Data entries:
_ _ _ _ _ _ _
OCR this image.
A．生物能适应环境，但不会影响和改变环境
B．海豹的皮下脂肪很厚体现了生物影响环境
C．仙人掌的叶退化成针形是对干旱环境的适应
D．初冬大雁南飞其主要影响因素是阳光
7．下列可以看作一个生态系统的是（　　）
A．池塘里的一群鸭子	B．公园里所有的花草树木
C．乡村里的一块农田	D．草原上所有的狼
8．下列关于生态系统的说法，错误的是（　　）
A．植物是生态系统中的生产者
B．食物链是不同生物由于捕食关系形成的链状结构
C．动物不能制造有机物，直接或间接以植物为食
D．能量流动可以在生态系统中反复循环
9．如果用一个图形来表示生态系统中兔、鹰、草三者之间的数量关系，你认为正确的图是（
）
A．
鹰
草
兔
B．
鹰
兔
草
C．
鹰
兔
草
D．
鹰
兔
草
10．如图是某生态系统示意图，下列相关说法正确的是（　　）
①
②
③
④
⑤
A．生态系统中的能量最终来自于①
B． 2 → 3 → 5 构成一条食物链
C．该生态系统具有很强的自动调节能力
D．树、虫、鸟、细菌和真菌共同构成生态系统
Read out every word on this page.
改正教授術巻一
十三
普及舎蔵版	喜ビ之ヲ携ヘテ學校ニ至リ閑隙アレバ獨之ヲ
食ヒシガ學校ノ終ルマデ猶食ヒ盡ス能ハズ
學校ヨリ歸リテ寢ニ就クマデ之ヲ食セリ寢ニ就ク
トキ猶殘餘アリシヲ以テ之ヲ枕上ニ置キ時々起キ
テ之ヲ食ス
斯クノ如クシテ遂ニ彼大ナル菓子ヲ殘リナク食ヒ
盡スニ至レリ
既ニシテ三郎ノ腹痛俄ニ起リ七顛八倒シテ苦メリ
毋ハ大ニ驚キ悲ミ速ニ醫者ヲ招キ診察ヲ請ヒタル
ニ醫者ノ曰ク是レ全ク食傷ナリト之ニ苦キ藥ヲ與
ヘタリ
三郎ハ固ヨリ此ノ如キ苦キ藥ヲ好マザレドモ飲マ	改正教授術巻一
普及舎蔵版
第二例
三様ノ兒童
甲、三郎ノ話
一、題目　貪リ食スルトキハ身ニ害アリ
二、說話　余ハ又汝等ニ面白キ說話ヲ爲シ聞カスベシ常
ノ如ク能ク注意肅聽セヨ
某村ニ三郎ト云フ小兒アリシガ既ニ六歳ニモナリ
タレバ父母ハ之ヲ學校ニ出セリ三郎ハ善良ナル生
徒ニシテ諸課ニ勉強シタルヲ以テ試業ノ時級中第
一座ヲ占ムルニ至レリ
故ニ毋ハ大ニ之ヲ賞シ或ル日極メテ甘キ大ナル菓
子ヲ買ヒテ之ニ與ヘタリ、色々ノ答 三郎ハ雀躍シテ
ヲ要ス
_ _ _ _ _ _ _
EXERCISE —
Filter the records above for lines containing the word "改正教授術巻一", and copy those lines.

ANSWER TO THIS PROBLEM —
改正教授術巻一
三郎ハ固ヨリ此ノ如キ苦キ藥ヲ好マザレドモ飲マ	改正教授術巻一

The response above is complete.